## INPUT DATA:
========
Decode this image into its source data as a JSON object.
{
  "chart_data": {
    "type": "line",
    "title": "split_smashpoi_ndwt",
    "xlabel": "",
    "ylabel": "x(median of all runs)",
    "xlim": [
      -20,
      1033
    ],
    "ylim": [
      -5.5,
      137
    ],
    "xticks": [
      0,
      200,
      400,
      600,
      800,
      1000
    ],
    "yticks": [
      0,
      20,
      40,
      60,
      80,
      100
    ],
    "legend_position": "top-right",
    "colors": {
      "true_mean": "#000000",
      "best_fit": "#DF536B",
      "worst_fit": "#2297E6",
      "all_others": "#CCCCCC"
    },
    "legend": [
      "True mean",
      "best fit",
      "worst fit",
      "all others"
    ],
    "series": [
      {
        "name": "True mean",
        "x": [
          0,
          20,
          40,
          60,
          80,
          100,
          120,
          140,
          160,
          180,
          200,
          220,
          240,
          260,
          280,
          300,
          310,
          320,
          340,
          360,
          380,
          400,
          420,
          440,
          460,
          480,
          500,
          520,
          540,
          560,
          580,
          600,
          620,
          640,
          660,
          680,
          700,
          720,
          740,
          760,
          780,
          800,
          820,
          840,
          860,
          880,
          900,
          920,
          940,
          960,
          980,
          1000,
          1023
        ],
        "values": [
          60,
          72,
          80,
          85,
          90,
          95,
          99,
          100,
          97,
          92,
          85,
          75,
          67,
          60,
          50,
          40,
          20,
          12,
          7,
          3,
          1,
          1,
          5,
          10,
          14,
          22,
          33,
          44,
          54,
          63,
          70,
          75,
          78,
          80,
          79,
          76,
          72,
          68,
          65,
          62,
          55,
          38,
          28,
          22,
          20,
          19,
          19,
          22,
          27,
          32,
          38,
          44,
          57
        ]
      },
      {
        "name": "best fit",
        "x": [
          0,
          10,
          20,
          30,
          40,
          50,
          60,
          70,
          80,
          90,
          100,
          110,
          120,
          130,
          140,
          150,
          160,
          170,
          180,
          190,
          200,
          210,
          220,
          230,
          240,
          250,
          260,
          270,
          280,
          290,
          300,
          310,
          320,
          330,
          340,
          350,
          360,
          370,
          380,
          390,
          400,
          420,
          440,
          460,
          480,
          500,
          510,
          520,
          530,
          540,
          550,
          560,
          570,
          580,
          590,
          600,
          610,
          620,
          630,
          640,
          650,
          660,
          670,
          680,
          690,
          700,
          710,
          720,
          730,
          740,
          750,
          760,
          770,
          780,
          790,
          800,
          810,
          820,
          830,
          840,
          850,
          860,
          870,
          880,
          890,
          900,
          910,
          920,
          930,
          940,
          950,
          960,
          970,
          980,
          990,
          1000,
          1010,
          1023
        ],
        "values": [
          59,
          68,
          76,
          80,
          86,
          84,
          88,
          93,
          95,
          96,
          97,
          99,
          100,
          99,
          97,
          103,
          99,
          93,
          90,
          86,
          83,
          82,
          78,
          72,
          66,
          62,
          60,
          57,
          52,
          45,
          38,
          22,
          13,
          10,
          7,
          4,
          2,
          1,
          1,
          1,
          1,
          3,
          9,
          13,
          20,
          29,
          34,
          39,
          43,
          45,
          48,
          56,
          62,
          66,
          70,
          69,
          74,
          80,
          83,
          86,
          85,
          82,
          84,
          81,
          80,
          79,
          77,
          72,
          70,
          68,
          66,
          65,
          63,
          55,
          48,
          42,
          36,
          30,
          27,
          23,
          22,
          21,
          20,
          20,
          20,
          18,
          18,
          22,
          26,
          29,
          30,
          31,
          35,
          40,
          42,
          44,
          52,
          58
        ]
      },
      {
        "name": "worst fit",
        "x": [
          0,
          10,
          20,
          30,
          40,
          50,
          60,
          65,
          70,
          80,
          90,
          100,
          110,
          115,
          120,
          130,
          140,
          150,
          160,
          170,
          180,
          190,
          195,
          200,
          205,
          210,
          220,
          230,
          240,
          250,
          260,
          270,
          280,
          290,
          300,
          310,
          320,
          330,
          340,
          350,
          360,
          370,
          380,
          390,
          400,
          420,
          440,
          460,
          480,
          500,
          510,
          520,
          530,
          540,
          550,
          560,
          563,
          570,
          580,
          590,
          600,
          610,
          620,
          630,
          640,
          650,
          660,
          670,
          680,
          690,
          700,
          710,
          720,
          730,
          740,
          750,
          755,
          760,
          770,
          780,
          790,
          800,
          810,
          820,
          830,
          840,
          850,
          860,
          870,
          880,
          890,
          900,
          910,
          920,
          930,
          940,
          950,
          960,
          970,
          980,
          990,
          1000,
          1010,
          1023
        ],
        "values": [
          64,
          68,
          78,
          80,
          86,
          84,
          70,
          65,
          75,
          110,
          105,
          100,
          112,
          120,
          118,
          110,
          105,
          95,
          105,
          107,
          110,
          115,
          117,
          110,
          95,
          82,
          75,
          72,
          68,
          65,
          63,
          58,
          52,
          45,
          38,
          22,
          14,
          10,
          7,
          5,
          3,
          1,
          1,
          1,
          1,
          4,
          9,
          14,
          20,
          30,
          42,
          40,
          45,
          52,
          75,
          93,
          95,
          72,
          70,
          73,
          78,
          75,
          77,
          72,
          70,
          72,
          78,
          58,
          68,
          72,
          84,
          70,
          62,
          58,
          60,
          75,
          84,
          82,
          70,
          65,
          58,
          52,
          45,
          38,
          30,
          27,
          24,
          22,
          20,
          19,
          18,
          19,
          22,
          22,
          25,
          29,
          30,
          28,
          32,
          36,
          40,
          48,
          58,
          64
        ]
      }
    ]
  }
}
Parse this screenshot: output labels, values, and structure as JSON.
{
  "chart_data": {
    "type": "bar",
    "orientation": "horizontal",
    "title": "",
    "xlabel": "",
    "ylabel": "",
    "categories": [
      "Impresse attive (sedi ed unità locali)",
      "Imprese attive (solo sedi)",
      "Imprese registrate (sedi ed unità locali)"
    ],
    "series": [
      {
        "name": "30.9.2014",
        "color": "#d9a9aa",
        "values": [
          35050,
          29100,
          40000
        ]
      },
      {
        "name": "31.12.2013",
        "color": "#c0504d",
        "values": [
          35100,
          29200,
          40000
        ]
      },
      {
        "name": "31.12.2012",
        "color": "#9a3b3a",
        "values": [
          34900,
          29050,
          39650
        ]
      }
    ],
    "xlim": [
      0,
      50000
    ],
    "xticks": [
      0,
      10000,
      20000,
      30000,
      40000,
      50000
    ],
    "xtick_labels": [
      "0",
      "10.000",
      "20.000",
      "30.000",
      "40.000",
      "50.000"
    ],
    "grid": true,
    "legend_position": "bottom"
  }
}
========
## REQUEST:
Each line that holds the word "this" is to be copied.

## EXERCISE RESULT:
Decode this image into its source data as a JSON object.
Parse this screenshot: output labels, values, and structure as JSON.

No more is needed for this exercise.